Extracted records
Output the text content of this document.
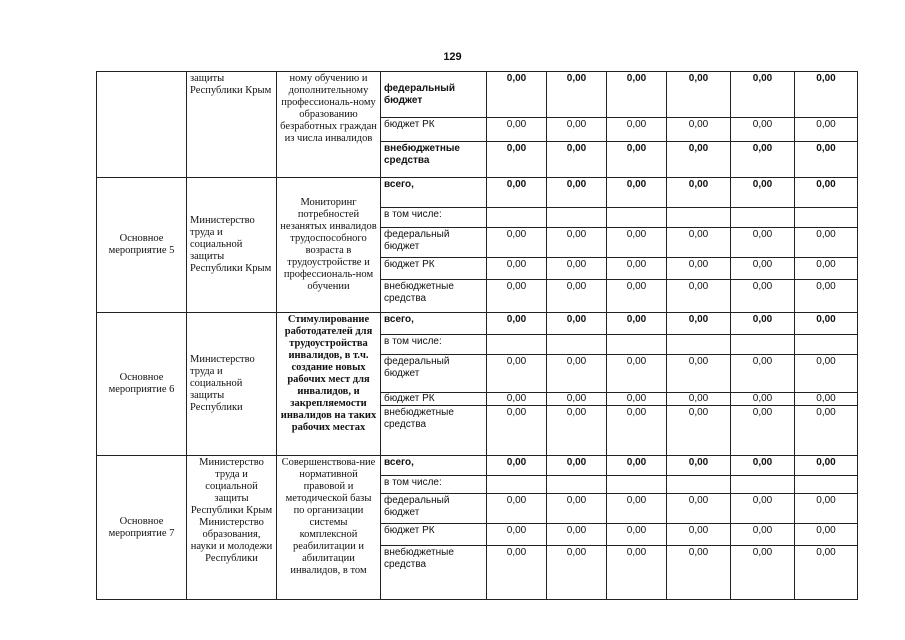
129
	защиты Республики Крым	ному обучению и дополнительному профессиональ-ному образованию безработных граждан из числа инвалидов	федеральный бюджет	0,00	0,00	0,00	0,00	0,00	0,00
			бюджет РК	0,00	0,00	0,00	0,00	0,00	0,00
			внебюджетные средства	0,00	0,00	0,00	0,00	0,00	0,00
Основное мероприятие 5	Министерство труда и социальной защиты Республики Крым	Мониторинг потребностей незанятых инвалидов трудоспособного возраста в трудоустройстве и профессиональ-ном обучении	всего,	0,00	0,00	0,00	0,00	0,00	0,00
			в том числе:						
			федеральный бюджет	0,00	0,00	0,00	0,00	0,00	0,00
			бюджет РК	0,00	0,00	0,00	0,00	0,00	0,00
			внебюджетные средства	0,00	0,00	0,00	0,00	0,00	0,00
Основное мероприятие 6	Министерство труда и социальной защиты Республики	Стимулирование работодателей для трудоустройства инвалидов, в т.ч. создание новых рабочих мест для инвалидов, и закрепляемости инвалидов на таких рабочих местах	всего,	0,00	0,00	0,00	0,00	0,00	0,00
			в том числе:						
			федеральный бюджет	0,00	0,00	0,00	0,00	0,00	0,00
			бюджет РК	0,00	0,00	0,00	0,00	0,00	0,00
			внебюджетные средства	0,00	0,00	0,00	0,00	0,00	0,00
Основное мероприятие 7	Министерство труда и социальной защиты Республики Крым Министерство образования, науки и молодежи Республики	Совершенствова-ние нормативной правовой и методической базы по организации системы комплексной реабилитации и абилитации инвалидов, в том	всего,	0,00	0,00	0,00	0,00	0,00	0,00
			в том числе:						
			федеральный бюджет	0,00	0,00	0,00	0,00	0,00	0,00
			бюджет РК	0,00	0,00	0,00	0,00	0,00	0,00
			внебюджетные средства	0,00	0,00	0,00	0,00	0,00	0,00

→ **DIRECTION**: Reproduce each entry precisely. Leave the pictures out.

→ **REPLY**:
Output the text content of this document.
129
	защиты Республики Крым	ному обучению и дополнительному профессиональ-ному образованию безработных граждан из числа инвалидов	федеральный бюджет	0,00	0,00	0,00	0,00	0,00	0,00
			бюджет РК	0,00	0,00	0,00	0,00	0,00	0,00
			внебюджетные средства	0,00	0,00	0,00	0,00	0,00	0,00
Основное мероприятие 5	Министерство труда и социальной защиты Республики Крым	Мониторинг потребностей незанятых инвалидов трудоспособного возраста в трудоустройстве и профессиональ-ном обучении	всего,	0,00	0,00	0,00	0,00	0,00	0,00
			в том числе:						
			федеральный бюджет	0,00	0,00	0,00	0,00	0,00	0,00
			бюджет РК	0,00	0,00	0,00	0,00	0,00	0,00
			внебюджетные средства	0,00	0,00	0,00	0,00	0,00	0,00
Основное мероприятие 6	Министерство труда и социальной защиты Республики	Стимулирование работодателей для трудоустройства инвалидов, в т.ч. создание новых рабочих мест для инвалидов, и закрепляемости инвалидов на таких рабочих местах	всего,	0,00	0,00	0,00	0,00	0,00	0,00
			в том числе:						
			федеральный бюджет	0,00	0,00	0,00	0,00	0,00	0,00
			бюджет РК	0,00	0,00	0,00	0,00	0,00	0,00
			внебюджетные средства	0,00	0,00	0,00	0,00	0,00	0,00
Основное мероприятие 7	Министерство труда и социальной защиты Республики Крым Министерство образования, науки и молодежи Республики	Совершенствова-ние нормативной правовой и методической базы по организации системы комплексной реабилитации и абилитации инвалидов, в том	всего,	0,00	0,00	0,00	0,00	0,00	0,00
			в том числе:						
			федеральный бюджет	0,00	0,00	0,00	0,00	0,00	0,00
			бюджет РК	0,00	0,00	0,00	0,00	0,00	0,00
			внебюджетные средства	0,00	0,00	0,00	0,00	0,00	0,00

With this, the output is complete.